Entries from a dataset
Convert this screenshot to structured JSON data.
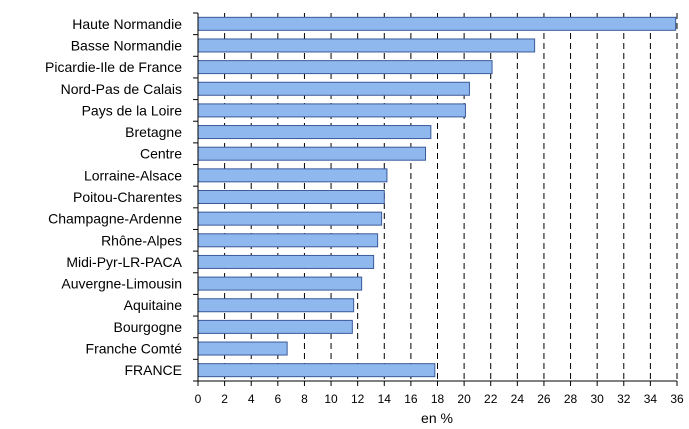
{
  "chart_data": {
    "type": "bar",
    "orientation": "horizontal",
    "categories": [
      "Haute Normandie",
      "Basse Normandie",
      "Picardie-Ile de France",
      "Nord-Pas de Calais",
      "Pays de la Loire",
      "Bretagne",
      "Centre",
      "Lorraine-Alsace",
      "Poitou-Charentes",
      "Champagne-Ardenne",
      "Rhône-Alpes",
      "Midi-Pyr-LR-PACA",
      "Auvergne-Limousin",
      "Aquitaine",
      "Bourgogne",
      "Franche Comté",
      "FRANCE"
    ],
    "values": [
      35.9,
      25.3,
      22.1,
      20.4,
      20.1,
      17.5,
      17.1,
      14.2,
      14.0,
      13.8,
      13.5,
      13.2,
      12.3,
      11.7,
      11.6,
      6.7,
      17.8
    ],
    "xlabel": "en %",
    "xlim": [
      0,
      36
    ],
    "xticks": [
      0,
      2,
      4,
      6,
      8,
      10,
      12,
      14,
      16,
      18,
      20,
      22,
      24,
      26,
      28,
      30,
      32,
      34,
      36
    ],
    "grid": "vertical-dashed",
    "colors": {
      "bar_fill": "#8fb8ee",
      "bar_stroke": "#3a5a9a",
      "axis": "#000000"
    }
  }
}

> [INSTRUCTIONS TO FOLLOW]: Each line of the data is to be duplicated exactly; pictures stay out of the copy.

> [TASK OUTPUT]:
Convert this screenshot to structured JSON data.
{
  "chart_data": {
    "type": "bar",
    "orientation": "horizontal",
    "categories": [
      "Haute Normandie",
      "Basse Normandie",
      "Picardie-Ile de France",
      "Nord-Pas de Calais",
      "Pays de la Loire",
      "Bretagne",
      "Centre",
      "Lorraine-Alsace",
      "Poitou-Charentes",
      "Champagne-Ardenne",
      "Rhône-Alpes",
      "Midi-Pyr-LR-PACA",
      "Auvergne-Limousin",
      "Aquitaine",
      "Bourgogne",
      "Franche Comté",
      "FRANCE"
    ],
    "values": [
      35.9,
      25.3,
      22.1,
      20.4,
      20.1,
      17.5,
      17.1,
      14.2,
      14.0,
      13.8,
      13.5,
      13.2,
      12.3,
      11.7,
      11.6,
      6.7,
      17.8
    ],
    "xlabel": "en %",
    "xlim": [
      0,
      36
    ],
    "xticks": [
      0,
      2,
      4,
      6,
      8,
      10,
      12,
      14,
      16,
      18,
      20,
      22,
      24,
      26,
      28,
      30,
      32,
      34,
      36
    ],
    "grid": "vertical-dashed",
    "colors": {
      "bar_fill": "#8fb8ee",
      "bar_stroke": "#3a5a9a",
      "axis": "#000000"
    }
  }
}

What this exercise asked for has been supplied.